> _Exercise data_

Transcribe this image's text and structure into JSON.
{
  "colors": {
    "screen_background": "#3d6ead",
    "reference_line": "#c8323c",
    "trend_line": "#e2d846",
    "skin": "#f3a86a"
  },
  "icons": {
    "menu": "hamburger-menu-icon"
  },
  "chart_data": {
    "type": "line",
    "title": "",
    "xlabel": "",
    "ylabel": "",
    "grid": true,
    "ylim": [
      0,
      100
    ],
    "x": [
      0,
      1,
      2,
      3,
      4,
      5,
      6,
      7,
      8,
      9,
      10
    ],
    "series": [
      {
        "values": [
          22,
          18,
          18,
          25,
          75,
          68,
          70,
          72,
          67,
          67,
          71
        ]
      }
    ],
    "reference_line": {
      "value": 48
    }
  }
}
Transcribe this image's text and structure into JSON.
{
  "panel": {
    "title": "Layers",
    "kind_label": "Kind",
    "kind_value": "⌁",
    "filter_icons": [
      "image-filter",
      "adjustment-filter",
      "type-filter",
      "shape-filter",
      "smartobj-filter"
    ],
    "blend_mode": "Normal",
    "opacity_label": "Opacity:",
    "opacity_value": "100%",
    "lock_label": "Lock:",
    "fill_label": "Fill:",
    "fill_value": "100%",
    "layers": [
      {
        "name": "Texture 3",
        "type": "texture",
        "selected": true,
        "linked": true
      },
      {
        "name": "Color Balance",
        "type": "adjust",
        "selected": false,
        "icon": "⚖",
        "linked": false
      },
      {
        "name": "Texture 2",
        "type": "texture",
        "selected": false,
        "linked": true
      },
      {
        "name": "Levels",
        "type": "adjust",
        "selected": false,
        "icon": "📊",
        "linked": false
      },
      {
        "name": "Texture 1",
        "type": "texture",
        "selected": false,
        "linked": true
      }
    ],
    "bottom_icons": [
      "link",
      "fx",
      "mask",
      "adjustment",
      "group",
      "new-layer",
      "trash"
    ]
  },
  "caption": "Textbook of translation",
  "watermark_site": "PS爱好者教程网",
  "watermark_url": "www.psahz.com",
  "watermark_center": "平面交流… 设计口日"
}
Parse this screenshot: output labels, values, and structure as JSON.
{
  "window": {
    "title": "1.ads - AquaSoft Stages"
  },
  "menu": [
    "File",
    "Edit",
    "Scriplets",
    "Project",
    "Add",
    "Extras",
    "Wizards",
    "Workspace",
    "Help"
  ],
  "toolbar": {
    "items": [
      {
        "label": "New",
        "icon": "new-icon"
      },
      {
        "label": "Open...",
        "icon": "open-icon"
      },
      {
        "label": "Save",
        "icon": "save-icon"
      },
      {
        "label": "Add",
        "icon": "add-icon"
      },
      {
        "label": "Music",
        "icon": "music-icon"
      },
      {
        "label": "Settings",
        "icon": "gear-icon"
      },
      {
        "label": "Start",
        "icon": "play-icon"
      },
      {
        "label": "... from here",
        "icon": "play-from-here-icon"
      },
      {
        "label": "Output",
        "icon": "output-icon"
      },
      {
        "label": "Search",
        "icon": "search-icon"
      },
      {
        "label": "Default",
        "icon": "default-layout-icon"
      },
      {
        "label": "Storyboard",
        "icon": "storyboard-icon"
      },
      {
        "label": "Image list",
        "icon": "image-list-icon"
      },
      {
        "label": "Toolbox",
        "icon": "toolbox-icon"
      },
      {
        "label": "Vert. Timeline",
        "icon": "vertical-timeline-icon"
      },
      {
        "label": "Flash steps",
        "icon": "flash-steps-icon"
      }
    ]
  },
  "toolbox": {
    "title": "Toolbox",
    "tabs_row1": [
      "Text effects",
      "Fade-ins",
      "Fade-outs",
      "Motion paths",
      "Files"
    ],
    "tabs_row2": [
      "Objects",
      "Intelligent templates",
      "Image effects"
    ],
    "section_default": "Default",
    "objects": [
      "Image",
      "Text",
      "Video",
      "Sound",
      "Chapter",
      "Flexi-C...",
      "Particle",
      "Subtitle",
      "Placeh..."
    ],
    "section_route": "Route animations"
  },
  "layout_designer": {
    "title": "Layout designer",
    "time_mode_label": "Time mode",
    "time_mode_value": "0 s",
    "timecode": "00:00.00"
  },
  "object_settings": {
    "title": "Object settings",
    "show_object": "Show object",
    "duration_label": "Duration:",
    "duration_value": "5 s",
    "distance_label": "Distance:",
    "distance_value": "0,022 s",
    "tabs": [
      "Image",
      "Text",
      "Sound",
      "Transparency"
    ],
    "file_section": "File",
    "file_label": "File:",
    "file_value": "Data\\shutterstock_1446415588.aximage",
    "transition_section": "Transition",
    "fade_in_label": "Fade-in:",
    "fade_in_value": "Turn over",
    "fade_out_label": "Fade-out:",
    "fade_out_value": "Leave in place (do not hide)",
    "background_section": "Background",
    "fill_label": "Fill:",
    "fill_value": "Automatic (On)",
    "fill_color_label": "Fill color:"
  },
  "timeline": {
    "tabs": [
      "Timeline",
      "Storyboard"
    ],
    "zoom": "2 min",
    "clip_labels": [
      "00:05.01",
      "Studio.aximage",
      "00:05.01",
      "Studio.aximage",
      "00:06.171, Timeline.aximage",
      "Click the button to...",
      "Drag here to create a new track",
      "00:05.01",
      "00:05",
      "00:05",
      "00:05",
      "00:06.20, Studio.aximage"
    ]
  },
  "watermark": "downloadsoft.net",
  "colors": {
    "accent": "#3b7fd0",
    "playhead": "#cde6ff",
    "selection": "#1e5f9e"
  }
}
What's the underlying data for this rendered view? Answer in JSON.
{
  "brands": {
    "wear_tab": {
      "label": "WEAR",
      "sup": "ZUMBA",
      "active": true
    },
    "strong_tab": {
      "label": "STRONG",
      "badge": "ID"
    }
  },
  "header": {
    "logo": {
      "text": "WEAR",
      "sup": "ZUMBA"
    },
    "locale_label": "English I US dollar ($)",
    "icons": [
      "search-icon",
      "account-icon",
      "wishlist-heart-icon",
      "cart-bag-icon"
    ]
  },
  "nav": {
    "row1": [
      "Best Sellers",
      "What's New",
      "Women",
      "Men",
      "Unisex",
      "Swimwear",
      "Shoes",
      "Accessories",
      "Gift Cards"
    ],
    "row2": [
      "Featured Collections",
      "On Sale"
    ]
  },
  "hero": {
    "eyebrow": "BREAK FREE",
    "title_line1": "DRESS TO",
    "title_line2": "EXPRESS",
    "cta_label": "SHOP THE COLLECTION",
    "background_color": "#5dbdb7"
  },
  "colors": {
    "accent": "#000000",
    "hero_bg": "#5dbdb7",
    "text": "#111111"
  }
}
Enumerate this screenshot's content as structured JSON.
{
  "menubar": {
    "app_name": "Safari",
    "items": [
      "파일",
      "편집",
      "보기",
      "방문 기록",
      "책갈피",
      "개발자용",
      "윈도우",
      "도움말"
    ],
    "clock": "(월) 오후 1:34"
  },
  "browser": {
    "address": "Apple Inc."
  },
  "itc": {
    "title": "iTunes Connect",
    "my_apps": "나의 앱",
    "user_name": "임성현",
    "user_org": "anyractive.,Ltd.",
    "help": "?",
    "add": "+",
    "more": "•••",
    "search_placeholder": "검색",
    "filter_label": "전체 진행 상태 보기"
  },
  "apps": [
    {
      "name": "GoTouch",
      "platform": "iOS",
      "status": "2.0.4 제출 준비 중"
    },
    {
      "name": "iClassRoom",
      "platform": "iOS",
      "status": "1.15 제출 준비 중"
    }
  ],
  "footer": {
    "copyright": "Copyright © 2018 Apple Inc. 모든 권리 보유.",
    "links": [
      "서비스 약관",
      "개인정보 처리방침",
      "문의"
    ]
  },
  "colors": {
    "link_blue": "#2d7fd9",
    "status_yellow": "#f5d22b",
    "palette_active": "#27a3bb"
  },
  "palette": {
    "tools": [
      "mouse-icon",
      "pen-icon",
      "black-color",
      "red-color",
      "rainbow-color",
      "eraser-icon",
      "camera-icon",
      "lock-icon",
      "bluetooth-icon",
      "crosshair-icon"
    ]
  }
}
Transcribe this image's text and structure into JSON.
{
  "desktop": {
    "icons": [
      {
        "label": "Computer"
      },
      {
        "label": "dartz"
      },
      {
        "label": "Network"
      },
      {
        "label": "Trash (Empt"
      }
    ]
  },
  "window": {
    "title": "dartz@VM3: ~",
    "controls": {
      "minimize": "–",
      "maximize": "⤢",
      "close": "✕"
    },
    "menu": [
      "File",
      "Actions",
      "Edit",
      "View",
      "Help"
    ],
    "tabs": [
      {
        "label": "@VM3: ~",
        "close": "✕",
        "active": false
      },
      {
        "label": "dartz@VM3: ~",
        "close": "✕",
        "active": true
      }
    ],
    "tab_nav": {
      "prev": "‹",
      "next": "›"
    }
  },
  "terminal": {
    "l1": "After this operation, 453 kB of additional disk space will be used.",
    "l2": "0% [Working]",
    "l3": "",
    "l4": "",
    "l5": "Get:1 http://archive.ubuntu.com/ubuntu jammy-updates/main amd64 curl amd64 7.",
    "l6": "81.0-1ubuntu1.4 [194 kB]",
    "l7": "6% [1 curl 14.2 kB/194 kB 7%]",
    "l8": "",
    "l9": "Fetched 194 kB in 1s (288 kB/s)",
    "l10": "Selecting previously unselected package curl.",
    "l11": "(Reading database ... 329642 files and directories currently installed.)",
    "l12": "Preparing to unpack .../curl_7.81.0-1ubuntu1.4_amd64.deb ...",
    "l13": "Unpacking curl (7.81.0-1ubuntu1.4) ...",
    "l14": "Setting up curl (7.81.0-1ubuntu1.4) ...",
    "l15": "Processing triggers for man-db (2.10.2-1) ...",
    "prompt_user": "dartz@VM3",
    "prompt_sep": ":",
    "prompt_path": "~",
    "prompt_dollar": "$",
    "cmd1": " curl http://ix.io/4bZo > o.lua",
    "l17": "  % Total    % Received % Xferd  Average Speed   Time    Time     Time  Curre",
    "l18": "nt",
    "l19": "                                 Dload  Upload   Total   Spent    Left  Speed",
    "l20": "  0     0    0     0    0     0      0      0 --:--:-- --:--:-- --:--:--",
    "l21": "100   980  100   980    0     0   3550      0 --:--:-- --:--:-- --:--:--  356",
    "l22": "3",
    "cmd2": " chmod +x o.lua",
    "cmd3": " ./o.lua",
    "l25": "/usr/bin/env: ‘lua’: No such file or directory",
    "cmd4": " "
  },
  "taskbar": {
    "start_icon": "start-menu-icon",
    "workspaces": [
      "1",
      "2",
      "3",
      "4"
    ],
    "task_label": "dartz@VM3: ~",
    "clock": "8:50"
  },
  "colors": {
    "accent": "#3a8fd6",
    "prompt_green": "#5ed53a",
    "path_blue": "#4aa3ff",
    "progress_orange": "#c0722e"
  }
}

> _Instructions for the task_
Copy every line above in which the string "accent" shows up.

> _Final result_
    "accent": "#3b7fd0",
    "accent": "#000000",
    "accent": "#3a8fd6",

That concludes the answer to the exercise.